───── Document extract
I think you nailed it here. My safe space is Alcoholics Anonymous, and having that safe space probably saved my life.
It's unfortunate that the term has been somewhat taken over and always incites such ferocious debate on HN and other communities on the internet. I doubt anyone here is against there being LGBTQ support or Narcotic Anonymous groups on campus.
Yeah, all these words mean different things to the Social Justice/Progressive left and the rest of us.
It's one of the surest tells that a movement is wrong when they refuse to use the regular meanings of words and start redefining them in their own usage. People who are right never have to resort to such contrivances.
You're absolutely correct, and this illuminates an aspect of the controversy that I don't think gets quite enough coverage: where did the social justice/progressive left students learn about the terminology and ideology they advocate?
They almost certainly didn't learn it in high school, from their peers in high school, or from their parents. (Although that may be changing.)
They learned these things at the university, from professors, and from fellow students who learned from the same professors.
In other words, academia brought this situation upon itself by teaching these things to students -- -- so I'm rather leery of analyses which blame millennials for pushing a self-indulgent worldview on universities. If the same ideas had been taught to previous generations of students, they too would have advocated trigger warnings and safe spaces.
──────────
───── Record extracts
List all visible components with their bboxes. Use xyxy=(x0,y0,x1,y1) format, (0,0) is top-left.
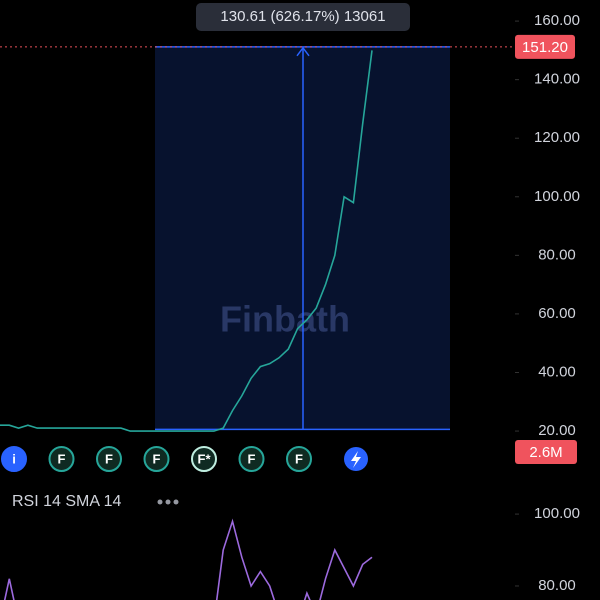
y-tick-label: 120.00 xyxy=(534,129,580,146)
y-tick-label: 160.00 xyxy=(534,12,580,29)
event-label: F* xyxy=(198,451,212,466)
y-tick-label: 80.00 xyxy=(538,577,576,594)
more-dot[interactable] xyxy=(157,499,163,505)
event-label: F xyxy=(248,451,256,466)
event-label: F xyxy=(105,451,113,466)
event-icon[interactable] xyxy=(1,446,27,472)
more-dot[interactable] xyxy=(165,499,171,505)
price-line xyxy=(3,518,373,600)
event-label: F xyxy=(58,451,66,466)
y-tick-label: 40.00 xyxy=(538,363,576,380)
y-tick-label: 140.00 xyxy=(534,71,580,88)
lightning xyxy=(351,451,361,468)
last-price-badge xyxy=(515,34,575,59)
event-label: F xyxy=(295,451,303,466)
watermark: Finbath xyxy=(220,299,350,340)
y-tick-label: 60.00 xyxy=(538,305,576,322)
y-tick-label: 20.00 xyxy=(538,422,576,439)
measure-label: 130.61 (626.17%) 13061 xyxy=(220,8,385,25)
volume-label: 2.6M xyxy=(529,444,562,461)
y-tick-label: 80.00 xyxy=(538,246,576,263)
y-tick-label: 100.00 xyxy=(534,505,580,522)
indicator-title: RSI 14 SMA 14 xyxy=(12,493,121,510)
event-icon[interactable] xyxy=(191,446,217,472)
event-icon[interactable] xyxy=(48,446,75,472)
event-icon[interactable] xyxy=(96,446,122,472)
price-line xyxy=(0,50,373,432)
event-icon[interactable] xyxy=(238,446,265,472)
event-label: i xyxy=(12,451,16,466)
last-price-label: 151.20 xyxy=(522,39,568,56)
y-tick-label: 100.00 xyxy=(534,188,580,205)
measure-badge xyxy=(196,3,410,31)
arrow-head xyxy=(296,46,310,57)
more-dot[interactable] xyxy=(173,499,179,505)
event-icon[interactable] xyxy=(286,446,312,472)
event-icon[interactable] xyxy=(143,446,170,472)
volume-badge xyxy=(515,440,577,464)
event-label: F xyxy=(153,451,161,466)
──────────
Write the next part of the comment thread about campus safe spaces, starting after its final sentence. This data has no role in the work here.

*Result of this task*
Which is why I'm sure you use the word "colored" (or worse) instead of african/african-american, homosexual instead of gay, tranny instead of transwoman/transman, and similar?
After all, words are just irrelevant symbol strings on top of a meaning, right? If you're not really racist, it shouldn't matter if you only ever refer to people of the global majority by slurs. The surest tell a movement is wrong is when they refuse to use the regular meanings of words.
If we're trying to communicate and understand the world together, what specific words we use don't matter, only that we agree on what they mean. We could even speak a completely non English language.
If you're instead trying to show which American political tribe you belong to, the concerns you mention become very important.
I think you are right. Here is the page from the Chicago LGBTQ student group on how they implement and create safe spaces for students:
https://lgbtq.uchicago.edu/page/safe-space
While I agree with you, I think it's worth noting that Yale's system of on-campus housing is drastically different than that at most universities. The residential college system offers much closer and personal interactions with a set of deans, faculty, and staff that is reinforced over the entire four years at the school. Whatever one's stance on the Yale controversy, I think it's important to distinguish Yale's housing system from standard college dorms.
I'm personally somewhat familiar with the distinction, but I don't really see how it's relevant. Pretty much every college dorm, including those that are less tight knit and personal than Yale's system, offers a safe space and protection from harassment. If anything, the fact that Yale fosters closer relationships with administrators and faculty should make it _more_ likely that students would take gentle advice from their house master with equanimity instead of unhinged screaming and calls for his ouster.
> If anything, the fact that Yale fosters closer relationships with administrators and faculty should make it _more_ likely that students would take gentle advice from their house master with equanimity instead of unhinged screaming and calls for his ouster.
That's one way it's relevant, to answer your first sentence. The fact that Yale fosters this family-esque relationship with peers, faculty, and deans is one of the contributing factors to extremely emotional response of the protesters, right or wrong. This fact was glossed over in almost all media reportings.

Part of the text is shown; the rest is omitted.